▸ Directive:
Write out the entire listing below exactly as it appears, minus any pictures.

▸ Supplied entries:
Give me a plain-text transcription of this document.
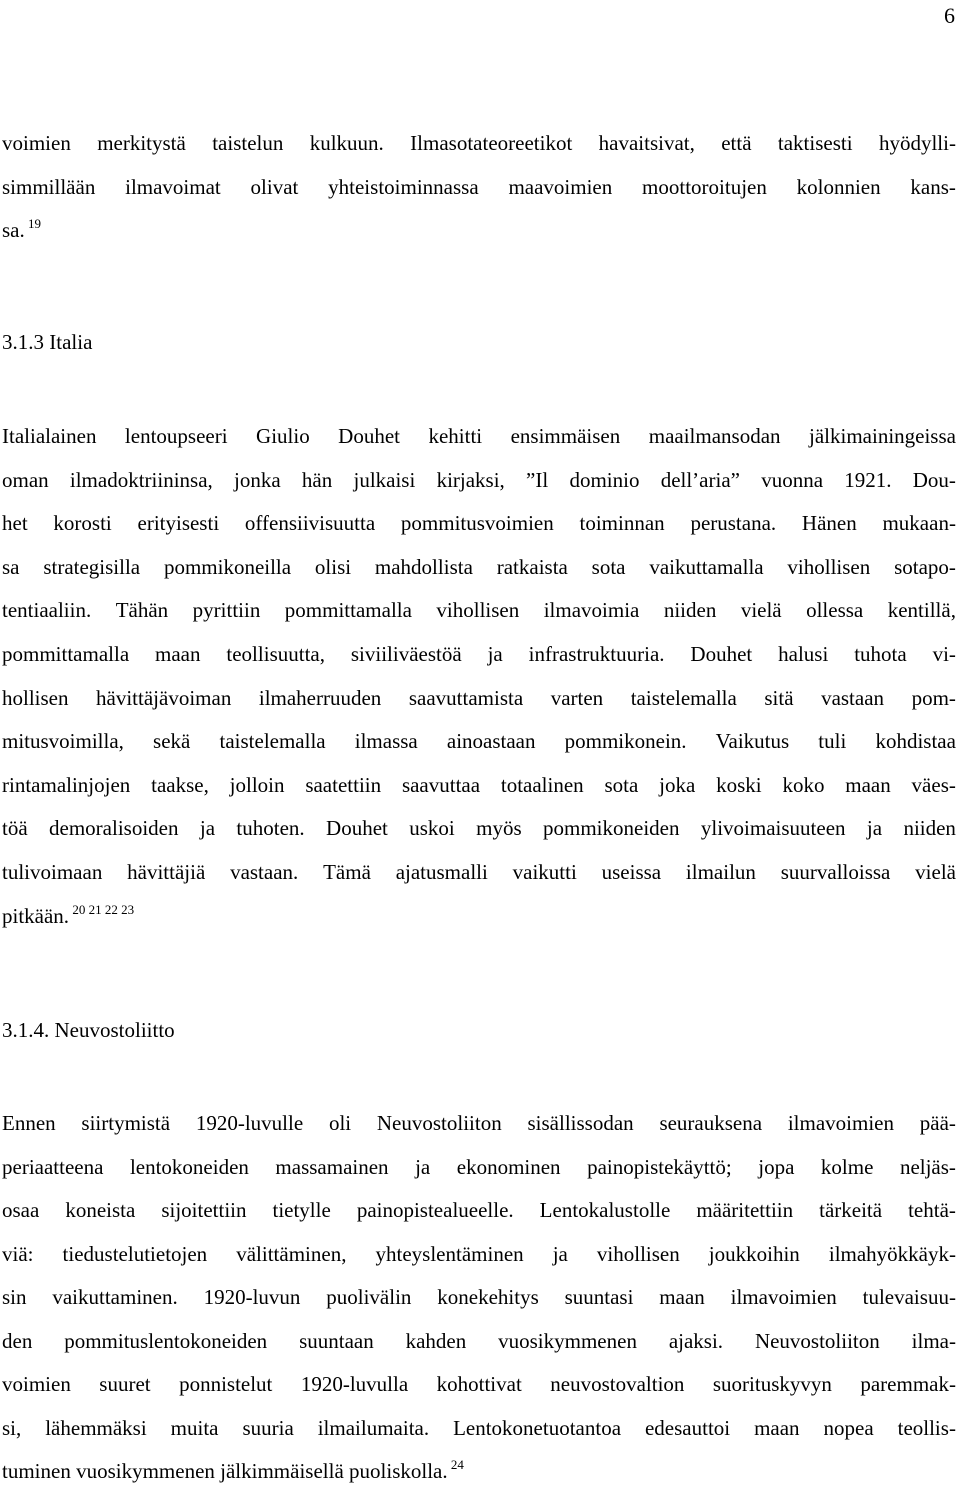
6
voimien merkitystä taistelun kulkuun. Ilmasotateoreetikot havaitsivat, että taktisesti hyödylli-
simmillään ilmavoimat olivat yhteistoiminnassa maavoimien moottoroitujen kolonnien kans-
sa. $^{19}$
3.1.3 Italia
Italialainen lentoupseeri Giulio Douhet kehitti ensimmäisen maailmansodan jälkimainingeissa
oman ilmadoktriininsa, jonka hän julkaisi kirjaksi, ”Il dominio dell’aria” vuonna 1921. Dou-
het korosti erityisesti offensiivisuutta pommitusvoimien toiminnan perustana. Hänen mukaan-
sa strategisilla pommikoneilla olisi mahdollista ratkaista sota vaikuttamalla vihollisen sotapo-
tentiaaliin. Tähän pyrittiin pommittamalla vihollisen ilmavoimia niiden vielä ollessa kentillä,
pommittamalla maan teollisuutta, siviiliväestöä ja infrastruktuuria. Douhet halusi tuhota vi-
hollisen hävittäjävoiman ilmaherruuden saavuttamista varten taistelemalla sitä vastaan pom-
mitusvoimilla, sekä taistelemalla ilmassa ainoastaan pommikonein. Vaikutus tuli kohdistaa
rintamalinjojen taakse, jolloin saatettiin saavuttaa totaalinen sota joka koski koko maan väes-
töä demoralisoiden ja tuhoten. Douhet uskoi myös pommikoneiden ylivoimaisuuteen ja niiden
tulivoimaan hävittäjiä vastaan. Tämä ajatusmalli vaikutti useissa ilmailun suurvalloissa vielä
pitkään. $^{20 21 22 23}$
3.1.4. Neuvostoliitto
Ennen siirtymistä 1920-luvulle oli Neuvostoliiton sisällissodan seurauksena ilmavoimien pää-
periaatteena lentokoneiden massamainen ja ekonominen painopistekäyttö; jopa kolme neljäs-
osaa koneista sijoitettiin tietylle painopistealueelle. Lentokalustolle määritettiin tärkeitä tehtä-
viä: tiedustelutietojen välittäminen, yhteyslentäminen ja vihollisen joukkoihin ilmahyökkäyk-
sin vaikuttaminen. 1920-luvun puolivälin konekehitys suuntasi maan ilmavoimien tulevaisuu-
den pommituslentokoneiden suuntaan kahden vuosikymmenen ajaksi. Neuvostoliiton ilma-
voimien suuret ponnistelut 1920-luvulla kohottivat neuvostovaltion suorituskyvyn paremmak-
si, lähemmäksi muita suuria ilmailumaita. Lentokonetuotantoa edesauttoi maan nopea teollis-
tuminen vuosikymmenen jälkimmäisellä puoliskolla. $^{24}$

▸ Output for this exercise:
Give me a plain-text transcription of this document.
6
voimien merkitystä taistelun kulkuun. Ilmasotateoreetikot havaitsivat, että taktisesti hyödylli-
simmillään ilmavoimat olivat yhteistoiminnassa maavoimien moottoroitujen kolonnien kans-
sa. $^{19}$
3.1.3 Italia
Italialainen lentoupseeri Giulio Douhet kehitti ensimmäisen maailmansodan jälkimainingeissa
oman ilmadoktriininsa, jonka hän julkaisi kirjaksi, ”Il dominio dell’aria” vuonna 1921. Dou-
het korosti erityisesti offensiivisuutta pommitusvoimien toiminnan perustana. Hänen mukaan-
sa strategisilla pommikoneilla olisi mahdollista ratkaista sota vaikuttamalla vihollisen sotapo-
tentiaaliin. Tähän pyrittiin pommittamalla vihollisen ilmavoimia niiden vielä ollessa kentillä,
pommittamalla maan teollisuutta, siviiliväestöä ja infrastruktuuria. Douhet halusi tuhota vi-
hollisen hävittäjävoiman ilmaherruuden saavuttamista varten taistelemalla sitä vastaan pom-
mitusvoimilla, sekä taistelemalla ilmassa ainoastaan pommikonein. Vaikutus tuli kohdistaa
rintamalinjojen taakse, jolloin saatettiin saavuttaa totaalinen sota joka koski koko maan väes-
töä demoralisoiden ja tuhoten. Douhet uskoi myös pommikoneiden ylivoimaisuuteen ja niiden
tulivoimaan hävittäjiä vastaan. Tämä ajatusmalli vaikutti useissa ilmailun suurvalloissa vielä
pitkään. $^{20 21 22 23}$
3.1.4. Neuvostoliitto
Ennen siirtymistä 1920-luvulle oli Neuvostoliiton sisällissodan seurauksena ilmavoimien pää-
periaatteena lentokoneiden massamainen ja ekonominen painopistekäyttö; jopa kolme neljäs-
osaa koneista sijoitettiin tietylle painopistealueelle. Lentokalustolle määritettiin tärkeitä tehtä-
viä: tiedustelutietojen välittäminen, yhteyslentäminen ja vihollisen joukkoihin ilmahyökkäyk-
sin vaikuttaminen. 1920-luvun puolivälin konekehitys suuntasi maan ilmavoimien tulevaisuu-
den pommituslentokoneiden suuntaan kahden vuosikymmenen ajaksi. Neuvostoliiton ilma-
voimien suuret ponnistelut 1920-luvulla kohottivat neuvostovaltion suorituskyvyn paremmak-
si, lähemmäksi muita suuria ilmailumaita. Lentokonetuotantoa edesauttoi maan nopea teollis-
tuminen vuosikymmenen jälkimmäisellä puoliskolla. $^{24}$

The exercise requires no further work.